[Recorded data]

◆ ◆ ◆ ◆

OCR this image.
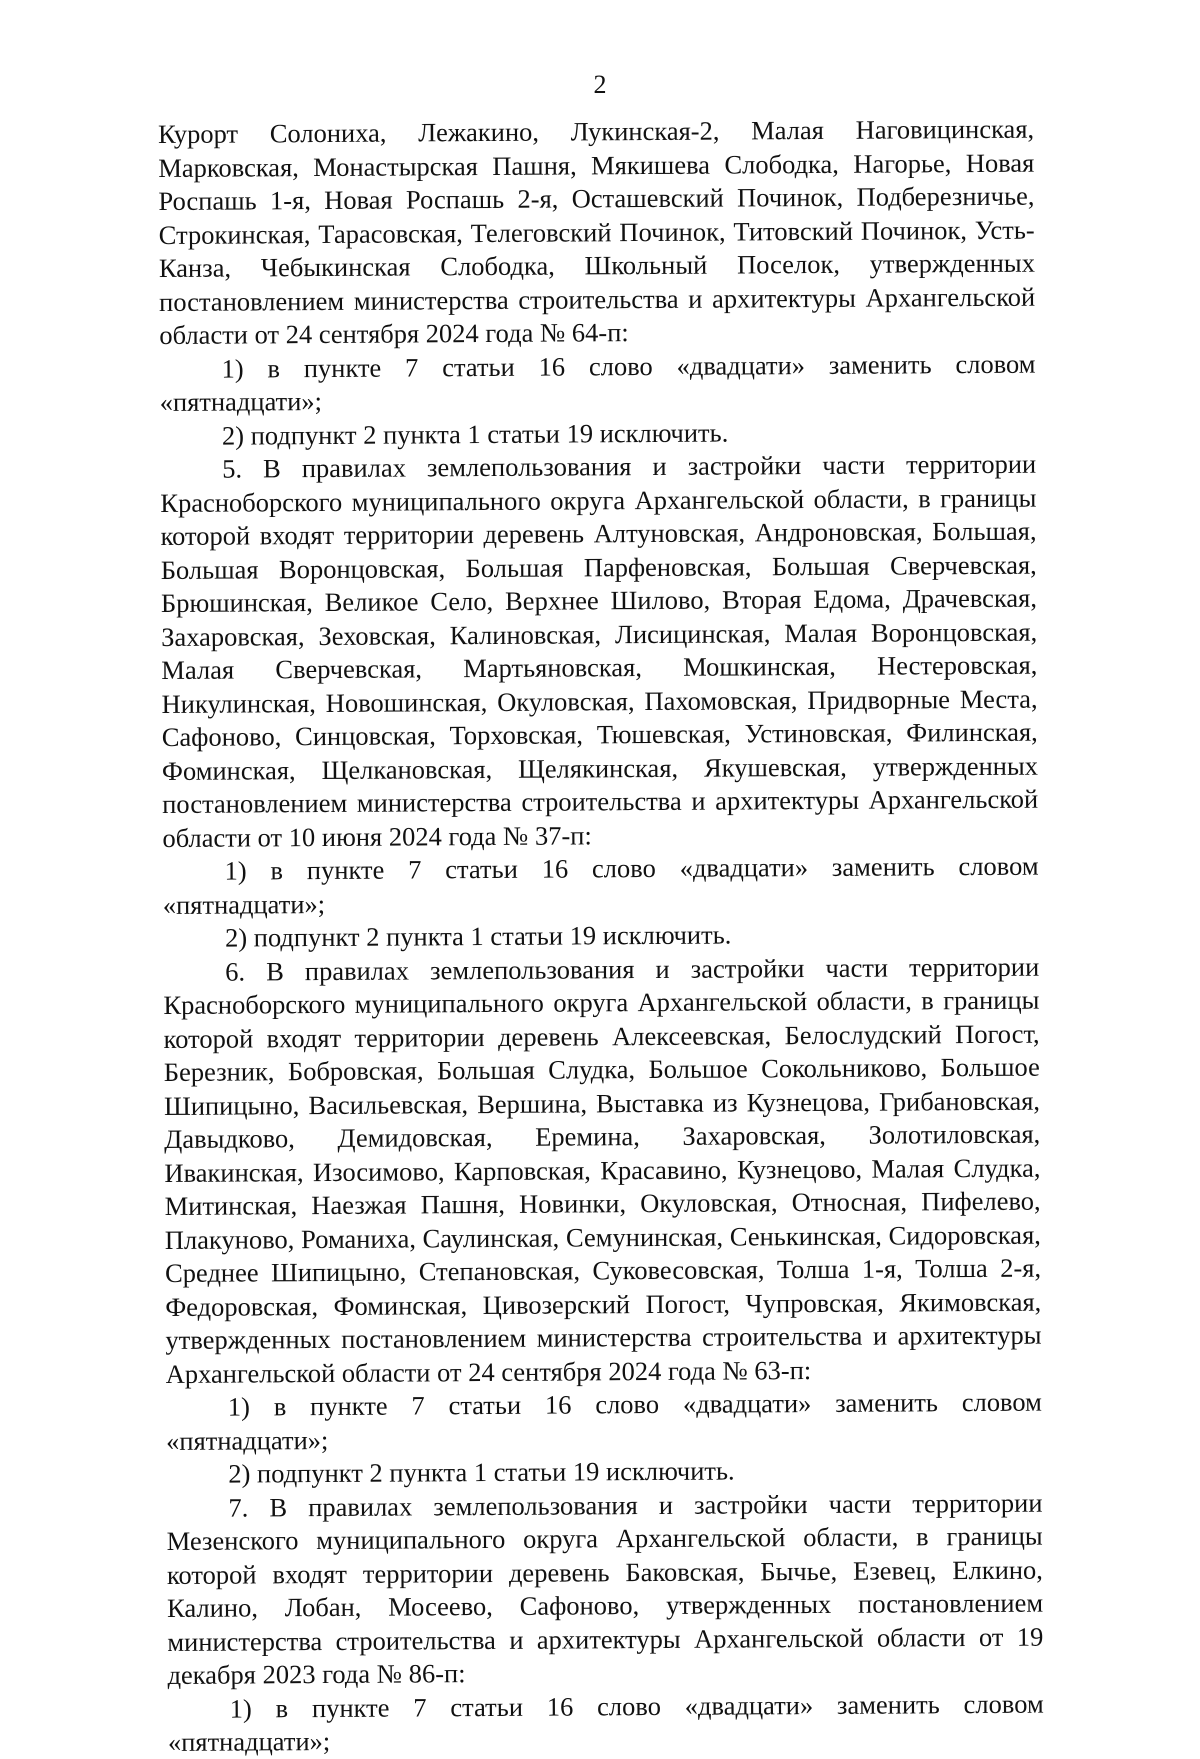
2

Курорт Солониха, Лежакино, Лукинская-2, Малая Наговицинская, Марковская, Монастырская Пашня, Мякишева Слободка, Нагорье, Новая Роспашь 1-я, Новая Роспашь 2-я, Осташевский Починок, Подберезничье, Строкинская, Тарасовская, Телеговский Починок, Титовский Починок, Усть-Канза, Чебыкинская Слободка, Школьный Поселок, утвержденных постановлением министерства строительства и архитектуры Архангельской области от 24 сентября 2024 года № 64-п:

1) в пункте 7 статьи 16 слово «двадцати» заменить словом «пятнадцати»;

2) подпункт 2 пункта 1 статьи 19 исключить.

5. В правилах землепользования и застройки части территории Красноборского муниципального округа Архангельской области, в границы которой входят территории деревень Алтуновская, Андроновская, Большая, Большая Воронцовская, Большая Парфеновская, Большая Сверчевская, Брюшинская, Великое Село, Верхнее Шилово, Вторая Едома, Драчевская, Захаровская, Зеховская, Калиновская, Лисицинская, Малая Воронцовская, Малая Сверчевская, Мартьяновская, Мошкинская, Нестеровская, Никулинская, Новошинская, Окуловская, Пахомовская, Придворные Места, Сафоново, Синцовская, Торховская, Тюшевская, Устиновская, Филинская, Фоминская, Щелкановская, Щелякинская, Якушевская, утвержденных постановлением министерства строительства и архитектуры Архангельской области от 10 июня 2024 года № 37-п:

1) в пункте 7 статьи 16 слово «двадцати» заменить словом «пятнадцати»;

2) подпункт 2 пункта 1 статьи 19 исключить.

6. В правилах землепользования и застройки части территории Красноборского муниципального округа Архангельской области, в границы которой входят территории деревень Алексеевская, Белослудский Погост, Березник, Бобровская, Большая Слудка, Большое Сокольниково, Большое Шипицыно, Васильевская, Вершина, Выставка из Кузнецова, Грибановская, Давыдково, Демидовская, Еремина, Захаровская, Золотиловская, Ивакинская, Изосимово, Карповская, Красавино, Кузнецово, Малая Слудка, Митинская, Наезжая Пашня, Новинки, Окуловская, Относная, Пифелево, Плакуново, Романиха, Саулинская, Семунинская, Сенькинская, Сидоровская, Среднее Шипицыно, Степановская, Суковесовская, Толша 1-я, Толша 2-я, Федоровская, Фоминская, Цивозерский Погост, Чупровская, Якимовская, утвержденных постановлением министерства строительства и архитектуры Архангельской области от 24 сентября 2024 года № 63-п:

1) в пункте 7 статьи 16 слово «двадцати» заменить словом «пятнадцати»;

2) подпункт 2 пункта 1 статьи 19 исключить.

7. В правилах землепользования и застройки части территории Мезенского муниципального округа Архангельской области, в границы которой входят территории деревень Баковская, Бычье, Езевец, Елкино, Калино, Лобан, Мосеево, Сафоново, утвержденных постановлением министерства строительства и архитектуры Архангельской области от 19 декабря 2023 года № 86-п:

1) в пункте 7 статьи 16 слово «двадцати» заменить словом «пятнадцати»;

◆ ◆ ◆ ◆

Repeat each entry above word for word, leaving every picture out.

#### [Exercise result]
OCR this image.
2

Курорт Солониха, Лежакино, Лукинская-2, Малая Наговицинская, Марковская, Монастырская Пашня, Мякишева Слободка, Нагорье, Новая Роспашь 1-я, Новая Роспашь 2-я, Осташевский Починок, Подберезничье, Строкинская, Тарасовская, Телеговский Починок, Титовский Починок, Усть-Канза, Чебыкинская Слободка, Школьный Поселок, утвержденных постановлением министерства строительства и архитектуры Архангельской области от 24 сентября 2024 года № 64-п:

1) в пункте 7 статьи 16 слово «двадцати» заменить словом «пятнадцати»;

2) подпункт 2 пункта 1 статьи 19 исключить.

5. В правилах землепользования и застройки части территории Красноборского муниципального округа Архангельской области, в границы которой входят территории деревень Алтуновская, Андроновская, Большая, Большая Воронцовская, Большая Парфеновская, Большая Сверчевская, Брюшинская, Великое Село, Верхнее Шилово, Вторая Едома, Драчевская, Захаровская, Зеховская, Калиновская, Лисицинская, Малая Воронцовская, Малая Сверчевская, Мартьяновская, Мошкинская, Нестеровская, Никулинская, Новошинская, Окуловская, Пахомовская, Придворные Места, Сафоново, Синцовская, Торховская, Тюшевская, Устиновская, Филинская, Фоминская, Щелкановская, Щелякинская, Якушевская, утвержденных постановлением министерства строительства и архитектуры Архангельской области от 10 июня 2024 года № 37-п:

1) в пункте 7 статьи 16 слово «двадцати» заменить словом «пятнадцати»;

2) подпункт 2 пункта 1 статьи 19 исключить.

6. В правилах землепользования и застройки части территории Красноборского муниципального округа Архангельской области, в границы которой входят территории деревень Алексеевская, Белослудский Погост, Березник, Бобровская, Большая Слудка, Большое Сокольниково, Большое Шипицыно, Васильевская, Вершина, Выставка из Кузнецова, Грибановская, Давыдково, Демидовская, Еремина, Захаровская, Золотиловская, Ивакинская, Изосимово, Карповская, Красавино, Кузнецово, Малая Слудка, Митинская, Наезжая Пашня, Новинки, Окуловская, Относная, Пифелево, Плакуново, Романиха, Саулинская, Семунинская, Сенькинская, Сидоровская, Среднее Шипицыно, Степановская, Суковесовская, Толша 1-я, Толша 2-я, Федоровская, Фоминская, Цивозерский Погост, Чупровская, Якимовская, утвержденных постановлением министерства строительства и архитектуры Архангельской области от 24 сентября 2024 года № 63-п:

1) в пункте 7 статьи 16 слово «двадцати» заменить словом «пятнадцати»;

2) подпункт 2 пункта 1 статьи 19 исключить.

7. В правилах землепользования и застройки части территории Мезенского муниципального округа Архангельской области, в границы которой входят территории деревень Баковская, Бычье, Езевец, Елкино, Калино, Лобан, Мосеево, Сафоново, утвержденных постановлением министерства строительства и архитектуры Архангельской области от 19 декабря 2023 года № 86-п:

1) в пункте 7 статьи 16 слово «двадцати» заменить словом «пятнадцати»;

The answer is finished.